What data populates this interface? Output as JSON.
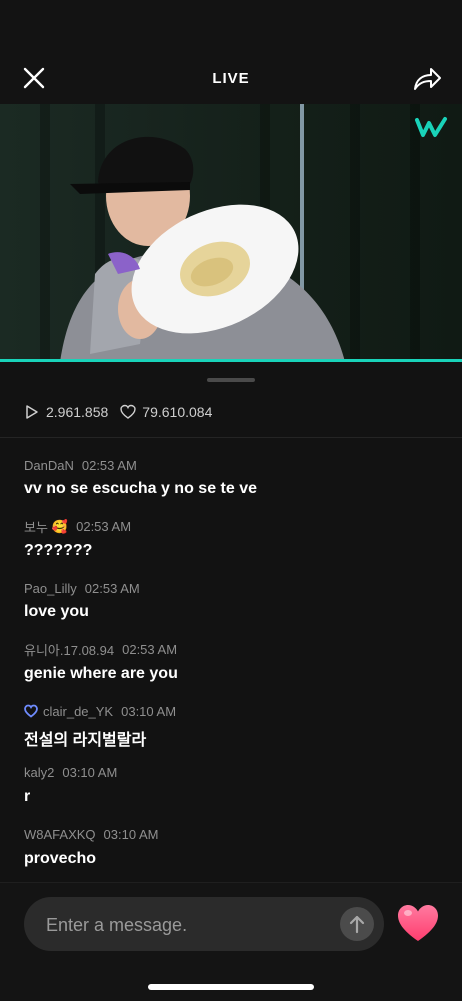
{
  "header": {
    "title": "LIVE"
  },
  "stats": {
    "plays": "2.961.858",
    "likes": "79.610.084"
  },
  "chat": [
    {
      "user": "DanDaN",
      "time": "02:53 AM",
      "text": "vv no se escucha y no se te ve"
    },
    {
      "user": "보누",
      "emoji": "🥰",
      "time": "02:53 AM",
      "text": "???????"
    },
    {
      "user": "Pao_Lilly",
      "time": "02:53 AM",
      "text": "love you"
    },
    {
      "user": "유니아.17.08.94",
      "time": "02:53 AM",
      "text": "genie where are you"
    },
    {
      "user": "clair_de_YK",
      "time": "03:10 AM",
      "text": "전설의 라지벌랄라",
      "badge": "heart-badge-icon"
    },
    {
      "user": "kaly2",
      "time": "03:10 AM",
      "text": "r"
    },
    {
      "user": "W8AFAXKQ",
      "time": "03:10 AM",
      "text": "provecho"
    }
  ],
  "composer": {
    "placeholder": "Enter a message."
  },
  "colors": {
    "accent": "#19d3b9",
    "heart": "#ff4f7b"
  }
}
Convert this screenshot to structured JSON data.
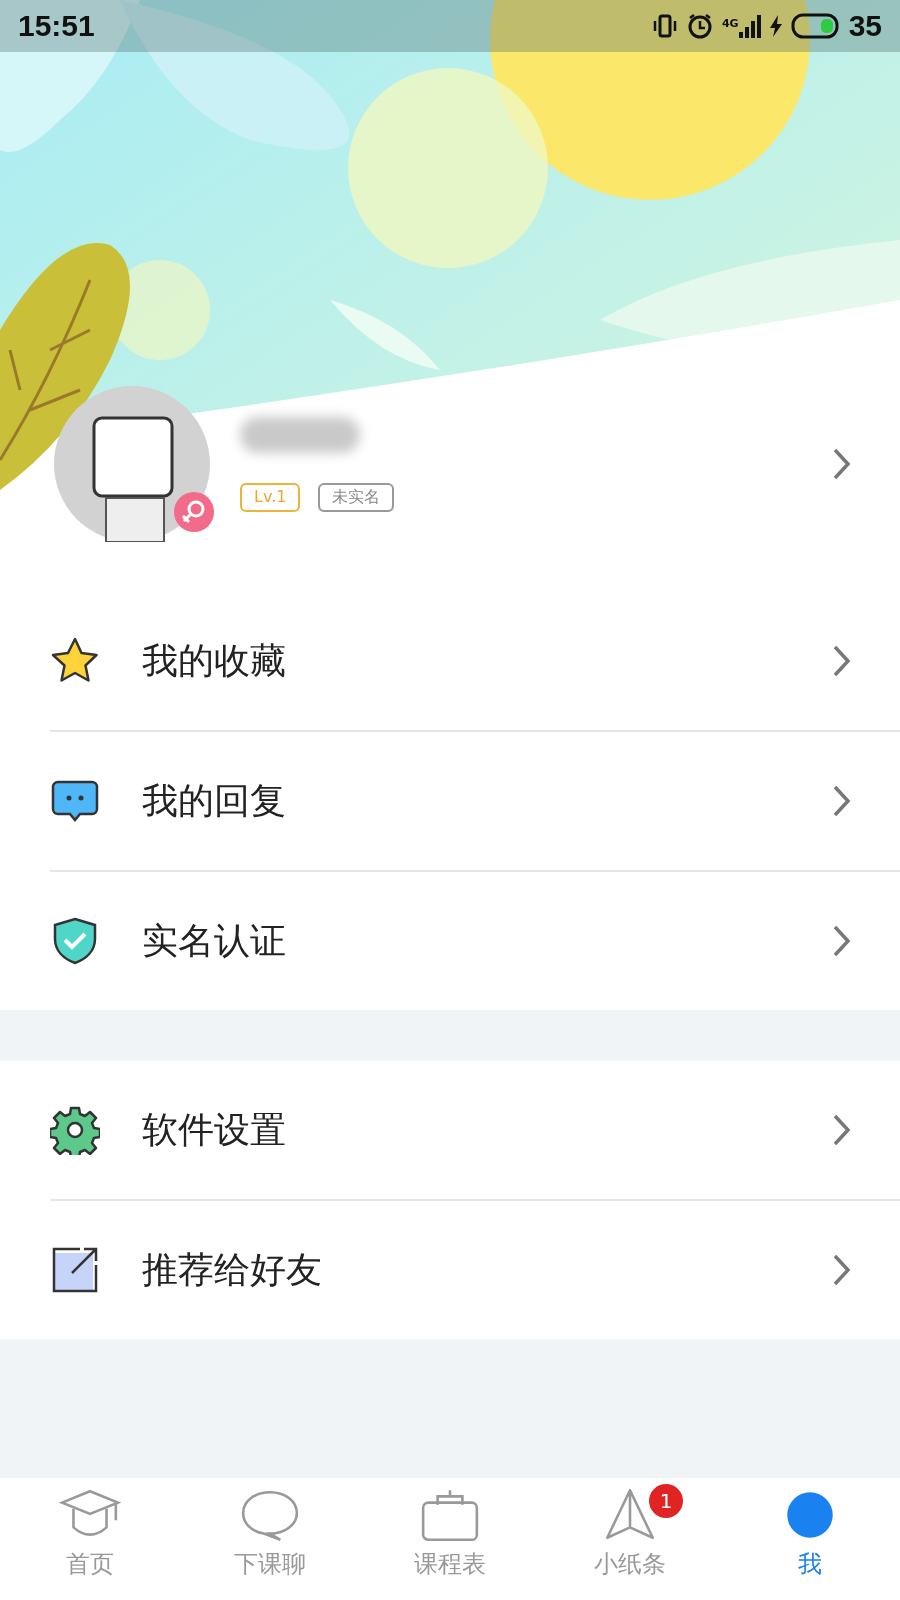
{
  "status_bar": {
    "time": "15:51",
    "network": "4G",
    "battery": "35"
  },
  "profile": {
    "level_tag": "Lv.1",
    "verify_tag": "未实名"
  },
  "menu_groups": [
    {
      "items": [
        {
          "kind": "star",
          "label": "我的收藏"
        },
        {
          "kind": "chat",
          "label": "我的回复"
        },
        {
          "kind": "shield",
          "label": "实名认证"
        }
      ]
    },
    {
      "items": [
        {
          "kind": "gear",
          "label": "软件设置"
        },
        {
          "kind": "share",
          "label": "推荐给好友"
        }
      ]
    }
  ],
  "tab_bar": [
    {
      "kind": "home",
      "label": "首页",
      "selected": false
    },
    {
      "kind": "chat",
      "label": "下课聊",
      "selected": false
    },
    {
      "kind": "clipboard",
      "label": "课程表",
      "selected": false
    },
    {
      "kind": "plane",
      "label": "小纸条",
      "selected": false,
      "badge": "1"
    },
    {
      "kind": "me",
      "label": "我",
      "selected": true
    }
  ]
}
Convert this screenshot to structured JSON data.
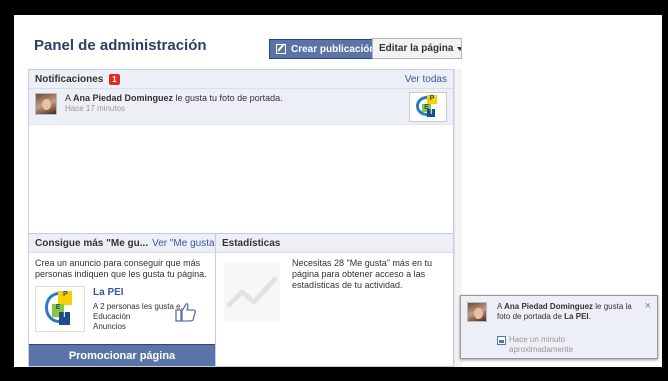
{
  "header": {
    "title": "Panel de administración",
    "create_post_label": "Crear publicación",
    "edit_page_label": "Editar la página"
  },
  "notifications": {
    "title": "Notificaciones",
    "count": "1",
    "see_all": "Ver todas",
    "items": [
      {
        "prefix": "A ",
        "name": "Ana Piedad Dominguez",
        "action": " le gusta tu foto de portada.",
        "time": "Hace 17 minutos"
      }
    ]
  },
  "promo": {
    "title": "Consigue más \"Me gu...",
    "link": "Ver \"Me gusta\"",
    "description": "Crea un anuncio para conseguir que más personas indiquen que les gusta tu página.",
    "ad": {
      "name": "La PEI",
      "line1": "A 2 personas les gusta e...",
      "line2": "Educación",
      "line3": "Anuncios"
    },
    "button": "Promocionar página"
  },
  "stats": {
    "title": "Estadísticas",
    "text": "Necesitas 28 \"Me gusta\" más en tu página para obtener acceso a las estadísticas de tu actividad."
  },
  "toast": {
    "prefix": "A ",
    "name": "Ana Piedad Dominguez",
    "middle": " le gusta la foto de portada de ",
    "page": "La PEI",
    "end": ".",
    "close": "×",
    "time": "Hace un minuto aproximadamente"
  },
  "logo_letters": {
    "p": "P",
    "e": "E",
    "i": "I"
  },
  "colors": {
    "brand_blue": "#3b5998",
    "button_blue": "#5b74a8",
    "badge_red": "#e02a2a",
    "panel_bg": "#eceff5"
  }
}
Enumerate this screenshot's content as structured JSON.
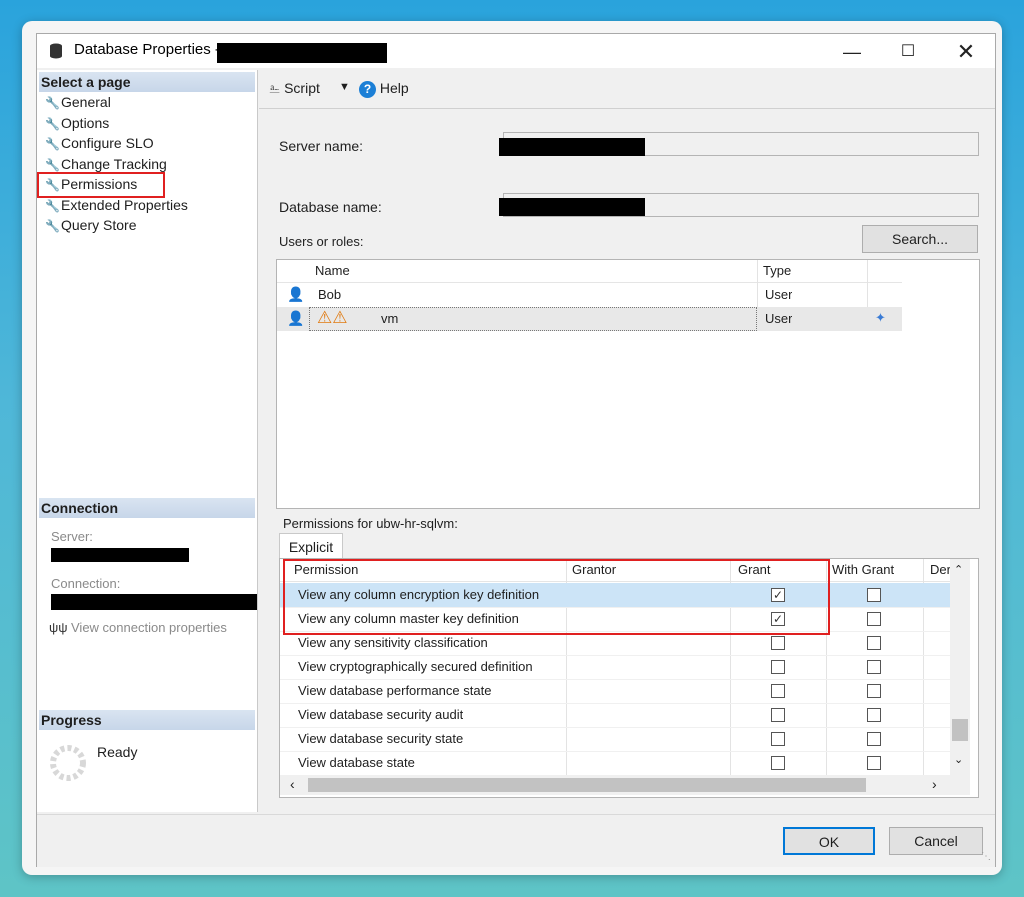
{
  "window": {
    "title": "Database Properties -"
  },
  "left": {
    "select_page_header": "Select a page",
    "pages": [
      {
        "label": "General",
        "icon": "wrench-icon"
      },
      {
        "label": "Options",
        "icon": "wrench-icon"
      },
      {
        "label": "Configure SLO",
        "icon": "wrench-icon"
      },
      {
        "label": "Change Tracking",
        "icon": "wrench-icon"
      },
      {
        "label": "Permissions",
        "icon": "wrench-icon"
      },
      {
        "label": "Extended Properties",
        "icon": "wrench-icon"
      },
      {
        "label": "Query Store",
        "icon": "wrench-icon"
      }
    ],
    "connection_header": "Connection",
    "server_label": "Server:",
    "connection_label": "Connection:",
    "view_connection": "View connection properties",
    "progress_header": "Progress",
    "progress_status": "Ready"
  },
  "toolbar": {
    "script": "Script",
    "help": "Help"
  },
  "main": {
    "server_name_label": "Server name:",
    "database_name_label": "Database name:",
    "users_roles_label": "Users or roles:",
    "search_button": "Search...",
    "users_columns": [
      "Name",
      "Type"
    ],
    "users": [
      {
        "name": "Bob",
        "type": "User"
      },
      {
        "name": "vm",
        "type": "User"
      }
    ],
    "permissions_for": "Permissions for ubw-hr-sqlvm:",
    "tab_explicit": "Explicit",
    "perm_columns": [
      "Permission",
      "Grantor",
      "Grant",
      "With Grant",
      "Der"
    ],
    "permissions": [
      {
        "name": "View any column encryption key definition",
        "grant": true,
        "with_grant": false
      },
      {
        "name": "View any column master key definition",
        "grant": true,
        "with_grant": false
      },
      {
        "name": "View any sensitivity classification",
        "grant": false,
        "with_grant": false
      },
      {
        "name": "View cryptographically secured definition",
        "grant": false,
        "with_grant": false
      },
      {
        "name": "View database performance state",
        "grant": false,
        "with_grant": false
      },
      {
        "name": "View database security audit",
        "grant": false,
        "with_grant": false
      },
      {
        "name": "View database security state",
        "grant": false,
        "with_grant": false
      },
      {
        "name": "View database state",
        "grant": false,
        "with_grant": false
      }
    ]
  },
  "buttons": {
    "ok": "OK",
    "cancel": "Cancel"
  },
  "colors": {
    "highlight_red": "#e02020",
    "selected_row": "#cce4f7",
    "accent_blue": "#0078d7"
  }
}
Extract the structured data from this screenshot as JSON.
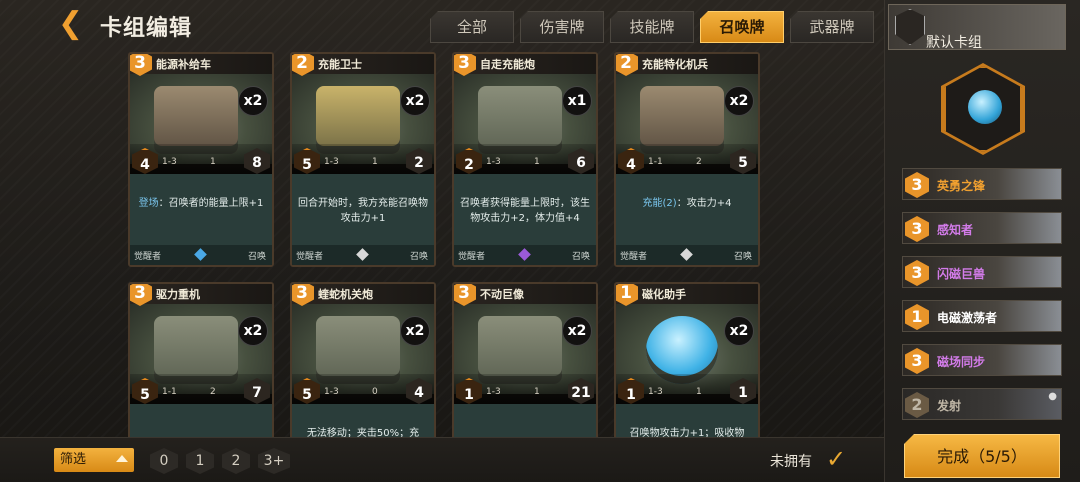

---------------

▶ [Task]
Every entry above is to be set down exactly; the pictures are to be left out.

▶ [Answer for this exercise]
What data populates this interface? Output as JSON.
{
  "header": {
    "title": "LIVE"
  },
  "stats": {
    "plays": "2.961.858",
    "likes": "79.610.084"
  },
  "chat": [
    {
      "user": "DanDaN",
      "time": "02:53 AM",
      "text": "vv no se escucha y no se te ve"
    },
    {
      "user": "보누",
      "emoji": "🥰",
      "time": "02:53 AM",
      "text": "???????"
    },
    {
      "user": "Pao_Lilly",
      "time": "02:53 AM",
      "text": "love you"
    },
    {
      "user": "유니아.17.08.94",
      "time": "02:53 AM",
      "text": "genie where are you"
    },
    {
      "user": "clair_de_YK",
      "time": "03:10 AM",
      "text": "전설의 라지벌랄라",
      "badge": "heart-badge-icon"
    },
    {
      "user": "kaly2",
      "time": "03:10 AM",
      "text": "r"
    },
    {
      "user": "W8AFAXKQ",
      "time": "03:10 AM",
      "text": "provecho"
    }
  ],
  "composer": {
    "placeholder": "Enter a message."
  },
  "colors": {
    "accent": "#19d3b9",
    "heart": "#ff4f7b"
  }
}
Convert this screenshot to structured JSON data.
{
  "status_bar": {
    "time": "15:51",
    "network": "4G",
    "battery": "35"
  },
  "profile": {
    "level_tag": "Lv.1",
    "verify_tag": "未实名"
  },
  "menu_groups": [
    {
      "items": [
        {
          "kind": "star",
          "label": "我的收藏"
        },
        {
          "kind": "chat",
          "label": "我的回复"
        },
        {
          "kind": "shield",
          "label": "实名认证"
        }
      ]
    },
    {
      "items": [
        {
          "kind": "gear",
          "label": "软件设置"
        },
        {
          "kind": "share",
          "label": "推荐给好友"
        }
      ]
    }
  ],
  "tab_bar": [
    {
      "kind": "home",
      "label": "首页",
      "selected": false
    },
    {
      "kind": "chat",
      "label": "下课聊",
      "selected": false
    },
    {
      "kind": "clipboard",
      "label": "课程表",
      "selected": false
    },
    {
      "kind": "plane",
      "label": "小纸条",
      "selected": false,
      "badge": "1"
    },
    {
      "kind": "me",
      "label": "我",
      "selected": true
    }
  ]
}
Convert this screenshot to structured JSON data.
{
  "header": {
    "title": "Panel de administración",
    "create_post_label": "Crear publicación",
    "edit_page_label": "Editar la página"
  },
  "notifications": {
    "title": "Notificaciones",
    "count": "1",
    "see_all": "Ver todas",
    "items": [
      {
        "prefix": "A ",
        "name": "Ana Piedad Dominguez",
        "action": " le gusta tu foto de portada.",
        "time": "Hace 17 minutos"
      }
    ]
  },
  "promo": {
    "title": "Consigue más \"Me gu...",
    "link": "Ver \"Me gusta\"",
    "description": "Crea un anuncio para conseguir que más personas indiquen que les gusta tu página.",
    "ad": {
      "name": "La PEI",
      "line1": "A 2 personas les gusta e...",
      "line2": "Educación",
      "line3": "Anuncios"
    },
    "button": "Promocionar página"
  },
  "stats": {
    "title": "Estadísticas",
    "text": "Necesitas 28 \"Me gusta\" más en tu página para obtener acceso a las estadísticas de tu actividad."
  },
  "toast": {
    "prefix": "A ",
    "name": "Ana Piedad Dominguez",
    "middle": " le gusta la foto de portada de ",
    "page": "La PEI",
    "end": ".",
    "close": "×",
    "time": "Hace un minuto aproximadamente"
  },
  "logo_letters": {
    "p": "P",
    "e": "E",
    "i": "I"
  },
  "colors": {
    "brand_blue": "#3b5998",
    "button_blue": "#5b74a8",
    "badge_red": "#e02a2a",
    "panel_bg": "#eceff5"
  }
}
Enumerate this screenshot's content as structured JSON.
{
  "window": {
    "title": "Database Properties -"
  },
  "left": {
    "select_page_header": "Select a page",
    "pages": [
      {
        "label": "General",
        "icon": "wrench-icon"
      },
      {
        "label": "Options",
        "icon": "wrench-icon"
      },
      {
        "label": "Configure SLO",
        "icon": "wrench-icon"
      },
      {
        "label": "Change Tracking",
        "icon": "wrench-icon"
      },
      {
        "label": "Permissions",
        "icon": "wrench-icon"
      },
      {
        "label": "Extended Properties",
        "icon": "wrench-icon"
      },
      {
        "label": "Query Store",
        "icon": "wrench-icon"
      }
    ],
    "connection_header": "Connection",
    "server_label": "Server:",
    "connection_label": "Connection:",
    "view_connection": "View connection properties",
    "progress_header": "Progress",
    "progress_status": "Ready"
  },
  "toolbar": {
    "script": "Script",
    "help": "Help"
  },
  "main": {
    "server_name_label": "Server name:",
    "database_name_label": "Database name:",
    "users_roles_label": "Users or roles:",
    "search_button": "Search...",
    "users_columns": [
      "Name",
      "Type"
    ],
    "users": [
      {
        "name": "Bob",
        "type": "User"
      },
      {
        "name": "vm",
        "type": "User"
      }
    ],
    "permissions_for": "Permissions for ubw-hr-sqlvm:",
    "tab_explicit": "Explicit",
    "perm_columns": [
      "Permission",
      "Grantor",
      "Grant",
      "With Grant",
      "Der"
    ],
    "permissions": [
      {
        "name": "View any column encryption key definition",
        "grant": true,
        "with_grant": false
      },
      {
        "name": "View any column master key definition",
        "grant": true,
        "with_grant": false
      },
      {
        "name": "View any sensitivity classification",
        "grant": false,
        "with_grant": false
      },
      {
        "name": "View cryptographically secured definition",
        "grant": false,
        "with_grant": false
      },
      {
        "name": "View database performance state",
        "grant": false,
        "with_grant": false
      },
      {
        "name": "View database security audit",
        "grant": false,
        "with_grant": false
      },
      {
        "name": "View database security state",
        "grant": false,
        "with_grant": false
      },
      {
        "name": "View database state",
        "grant": false,
        "with_grant": false
      }
    ]
  },
  "buttons": {
    "ok": "OK",
    "cancel": "Cancel"
  },
  "colors": {
    "highlight_red": "#e02020",
    "selected_row": "#cce4f7",
    "accent_blue": "#0078d7"
  }
}
Extract the structured data from this screenshot as JSON.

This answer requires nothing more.